§ **THE EXERCISE**: Can you output the records below exactly as they are written?

***** EXERCISE INPUT

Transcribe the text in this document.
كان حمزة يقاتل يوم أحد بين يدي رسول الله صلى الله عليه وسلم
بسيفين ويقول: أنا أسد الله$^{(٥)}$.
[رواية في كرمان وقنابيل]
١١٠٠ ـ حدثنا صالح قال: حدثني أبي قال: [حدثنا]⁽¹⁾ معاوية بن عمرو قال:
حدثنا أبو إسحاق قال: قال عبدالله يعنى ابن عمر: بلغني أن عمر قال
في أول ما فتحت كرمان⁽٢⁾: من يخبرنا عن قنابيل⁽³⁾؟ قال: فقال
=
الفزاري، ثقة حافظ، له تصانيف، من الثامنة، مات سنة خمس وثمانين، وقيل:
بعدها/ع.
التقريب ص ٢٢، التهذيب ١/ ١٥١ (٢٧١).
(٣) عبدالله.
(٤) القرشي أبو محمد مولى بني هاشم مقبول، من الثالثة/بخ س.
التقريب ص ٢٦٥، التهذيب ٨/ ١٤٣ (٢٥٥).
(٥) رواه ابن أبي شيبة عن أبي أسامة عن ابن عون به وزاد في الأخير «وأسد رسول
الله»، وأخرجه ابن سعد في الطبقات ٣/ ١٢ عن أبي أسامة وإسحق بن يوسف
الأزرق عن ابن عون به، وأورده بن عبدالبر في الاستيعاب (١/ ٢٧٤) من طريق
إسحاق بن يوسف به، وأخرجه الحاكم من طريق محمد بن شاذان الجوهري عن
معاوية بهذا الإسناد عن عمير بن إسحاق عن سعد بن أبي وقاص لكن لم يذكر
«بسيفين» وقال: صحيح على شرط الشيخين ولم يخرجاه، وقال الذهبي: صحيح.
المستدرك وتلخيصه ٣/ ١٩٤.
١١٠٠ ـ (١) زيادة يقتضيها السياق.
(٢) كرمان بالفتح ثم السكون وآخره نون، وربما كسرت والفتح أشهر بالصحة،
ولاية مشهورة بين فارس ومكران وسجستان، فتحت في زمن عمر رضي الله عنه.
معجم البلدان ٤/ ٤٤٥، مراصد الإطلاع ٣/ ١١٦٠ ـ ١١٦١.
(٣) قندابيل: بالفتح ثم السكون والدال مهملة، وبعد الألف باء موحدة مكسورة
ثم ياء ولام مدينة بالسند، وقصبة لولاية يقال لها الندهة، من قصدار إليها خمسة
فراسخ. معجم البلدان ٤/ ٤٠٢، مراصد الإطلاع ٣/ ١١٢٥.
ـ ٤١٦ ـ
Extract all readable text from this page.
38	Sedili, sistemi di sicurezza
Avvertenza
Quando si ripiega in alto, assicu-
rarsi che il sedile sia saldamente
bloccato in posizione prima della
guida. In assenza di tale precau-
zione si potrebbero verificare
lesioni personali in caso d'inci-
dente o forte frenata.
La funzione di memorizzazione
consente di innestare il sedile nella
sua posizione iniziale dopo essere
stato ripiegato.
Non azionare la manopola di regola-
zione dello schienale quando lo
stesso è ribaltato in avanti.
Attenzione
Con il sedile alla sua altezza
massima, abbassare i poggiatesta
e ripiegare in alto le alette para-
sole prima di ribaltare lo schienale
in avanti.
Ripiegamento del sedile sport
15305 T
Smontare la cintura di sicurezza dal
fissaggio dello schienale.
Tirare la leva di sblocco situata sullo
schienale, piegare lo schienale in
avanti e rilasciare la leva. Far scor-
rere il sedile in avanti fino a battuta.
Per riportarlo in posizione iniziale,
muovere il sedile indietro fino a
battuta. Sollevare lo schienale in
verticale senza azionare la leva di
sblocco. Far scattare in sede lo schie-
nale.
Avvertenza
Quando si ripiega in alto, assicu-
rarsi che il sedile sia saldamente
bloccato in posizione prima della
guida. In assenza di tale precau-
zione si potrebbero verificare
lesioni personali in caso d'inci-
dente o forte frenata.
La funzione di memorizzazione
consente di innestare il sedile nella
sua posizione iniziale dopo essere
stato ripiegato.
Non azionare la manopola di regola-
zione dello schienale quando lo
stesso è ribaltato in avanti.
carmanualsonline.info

**********

§ **TASK SOLUTION**:
Transcribe the text in this document.
كان حمزة يقاتل يوم أحد بين يدي رسول الله صلى الله عليه وسلم
بسيفين ويقول: أنا أسد الله$^{(٥)}$.
[رواية في كرمان وقنابيل]
١١٠٠ ـ حدثنا صالح قال: حدثني أبي قال: [حدثنا]⁽¹⁾ معاوية بن عمرو قال:
حدثنا أبو إسحاق قال: قال عبدالله يعنى ابن عمر: بلغني أن عمر قال
في أول ما فتحت كرمان⁽٢⁾: من يخبرنا عن قنابيل⁽³⁾؟ قال: فقال
=
الفزاري، ثقة حافظ، له تصانيف، من الثامنة، مات سنة خمس وثمانين، وقيل:
بعدها/ع.
التقريب ص ٢٢، التهذيب ١/ ١٥١ (٢٧١).
(٣) عبدالله.
(٤) القرشي أبو محمد مولى بني هاشم مقبول، من الثالثة/بخ س.
التقريب ص ٢٦٥، التهذيب ٨/ ١٤٣ (٢٥٥).
(٥) رواه ابن أبي شيبة عن أبي أسامة عن ابن عون به وزاد في الأخير «وأسد رسول
الله»، وأخرجه ابن سعد في الطبقات ٣/ ١٢ عن أبي أسامة وإسحق بن يوسف
الأزرق عن ابن عون به، وأورده بن عبدالبر في الاستيعاب (١/ ٢٧٤) من طريق
إسحاق بن يوسف به، وأخرجه الحاكم من طريق محمد بن شاذان الجوهري عن
معاوية بهذا الإسناد عن عمير بن إسحاق عن سعد بن أبي وقاص لكن لم يذكر
«بسيفين» وقال: صحيح على شرط الشيخين ولم يخرجاه، وقال الذهبي: صحيح.
المستدرك وتلخيصه ٣/ ١٩٤.
١١٠٠ ـ (١) زيادة يقتضيها السياق.
(٢) كرمان بالفتح ثم السكون وآخره نون، وربما كسرت والفتح أشهر بالصحة،
ولاية مشهورة بين فارس ومكران وسجستان، فتحت في زمن عمر رضي الله عنه.
معجم البلدان ٤/ ٤٤٥، مراصد الإطلاع ٣/ ١١٦٠ ـ ١١٦١.
(٣) قندابيل: بالفتح ثم السكون والدال مهملة، وبعد الألف باء موحدة مكسورة
ثم ياء ولام مدينة بالسند، وقصبة لولاية يقال لها الندهة، من قصدار إليها خمسة
فراسخ. معجم البلدان ٤/ ٤٠٢، مراصد الإطلاع ٣/ ١١٢٥.
ـ ٤١٦ ـ
Extract all readable text from this page.
38	Sedili, sistemi di sicurezza
Avvertenza
Quando si ripiega in alto, assicu-
rarsi che il sedile sia saldamente
bloccato in posizione prima della
guida. In assenza di tale precau-
zione si potrebbero verificare
lesioni personali in caso d'inci-
dente o forte frenata.
La funzione di memorizzazione
consente di innestare il sedile nella
sua posizione iniziale dopo essere
stato ripiegato.
Non azionare la manopola di regola-
zione dello schienale quando lo
stesso è ribaltato in avanti.
Attenzione
Con il sedile alla sua altezza
massima, abbassare i poggiatesta
e ripiegare in alto le alette para-
sole prima di ribaltare lo schienale
in avanti.
Ripiegamento del sedile sport
15305 T
Smontare la cintura di sicurezza dal
fissaggio dello schienale.
Tirare la leva di sblocco situata sullo
schienale, piegare lo schienale in
avanti e rilasciare la leva. Far scor-
rere il sedile in avanti fino a battuta.
Per riportarlo in posizione iniziale,
muovere il sedile indietro fino a
battuta. Sollevare lo schienale in
verticale senza azionare la leva di
sblocco. Far scattare in sede lo schie-
nale.
Avvertenza
Quando si ripiega in alto, assicu-
rarsi che il sedile sia saldamente
bloccato in posizione prima della
guida. In assenza di tale precau-
zione si potrebbero verificare
lesioni personali in caso d'inci-
dente o forte frenata.
La funzione di memorizzazione
consente di innestare il sedile nella
sua posizione iniziale dopo essere
stato ripiegato.
Non azionare la manopola di regola-
zione dello schienale quando lo
stesso è ribaltato in avanti.
carmanualsonline.info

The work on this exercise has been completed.